Directions for this task | Extract the complete listing and repeat it word for word.

Extracted information |
========================================
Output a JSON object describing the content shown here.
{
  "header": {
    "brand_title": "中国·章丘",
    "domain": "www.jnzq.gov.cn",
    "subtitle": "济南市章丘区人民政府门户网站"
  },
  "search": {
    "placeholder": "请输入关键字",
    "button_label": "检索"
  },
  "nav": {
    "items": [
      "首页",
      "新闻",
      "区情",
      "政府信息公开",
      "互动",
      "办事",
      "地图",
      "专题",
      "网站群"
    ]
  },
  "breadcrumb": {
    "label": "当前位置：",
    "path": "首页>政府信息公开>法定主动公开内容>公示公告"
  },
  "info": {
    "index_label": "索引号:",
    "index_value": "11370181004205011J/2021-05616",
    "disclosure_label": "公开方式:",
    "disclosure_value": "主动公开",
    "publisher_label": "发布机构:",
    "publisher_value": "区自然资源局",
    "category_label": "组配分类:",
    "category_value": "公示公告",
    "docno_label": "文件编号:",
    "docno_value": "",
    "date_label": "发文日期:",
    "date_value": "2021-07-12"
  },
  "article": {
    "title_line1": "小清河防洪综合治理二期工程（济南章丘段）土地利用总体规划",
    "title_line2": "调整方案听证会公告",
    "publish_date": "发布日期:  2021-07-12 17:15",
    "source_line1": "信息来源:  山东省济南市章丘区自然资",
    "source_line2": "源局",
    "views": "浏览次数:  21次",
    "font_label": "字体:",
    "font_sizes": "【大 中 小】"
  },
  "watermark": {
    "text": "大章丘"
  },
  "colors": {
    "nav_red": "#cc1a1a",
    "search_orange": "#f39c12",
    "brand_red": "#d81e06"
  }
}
========================================
Response |
Output a JSON object describing the content shown here.
{
  "header": {
    "brand_title": "中国·章丘",
    "domain": "www.jnzq.gov.cn",
    "subtitle": "济南市章丘区人民政府门户网站"
  },
  "search": {
    "placeholder": "请输入关键字",
    "button_label": "检索"
  },
  "nav": {
    "items": [
      "首页",
      "新闻",
      "区情",
      "政府信息公开",
      "互动",
      "办事",
      "地图",
      "专题",
      "网站群"
    ]
  },
  "breadcrumb": {
    "label": "当前位置：",
    "path": "首页>政府信息公开>法定主动公开内容>公示公告"
  },
  "info": {
    "index_label": "索引号:",
    "index_value": "11370181004205011J/2021-05616",
    "disclosure_label": "公开方式:",
    "disclosure_value": "主动公开",
    "publisher_label": "发布机构:",
    "publisher_value": "区自然资源局",
    "category_label": "组配分类:",
    "category_value": "公示公告",
    "docno_label": "文件编号:",
    "docno_value": "",
    "date_label": "发文日期:",
    "date_value": "2021-07-12"
  },
  "article": {
    "title_line1": "小清河防洪综合治理二期工程（济南章丘段）土地利用总体规划",
    "title_line2": "调整方案听证会公告",
    "publish_date": "发布日期:  2021-07-12 17:15",
    "source_line1": "信息来源:  山东省济南市章丘区自然资",
    "source_line2": "源局",
    "views": "浏览次数:  21次",
    "font_label": "字体:",
    "font_sizes": "【大 中 小】"
  },
  "watermark": {
    "text": "大章丘"
  },
  "colors": {
    "nav_red": "#cc1a1a",
    "search_orange": "#f39c12",
    "brand_red": "#d81e06"
  }
}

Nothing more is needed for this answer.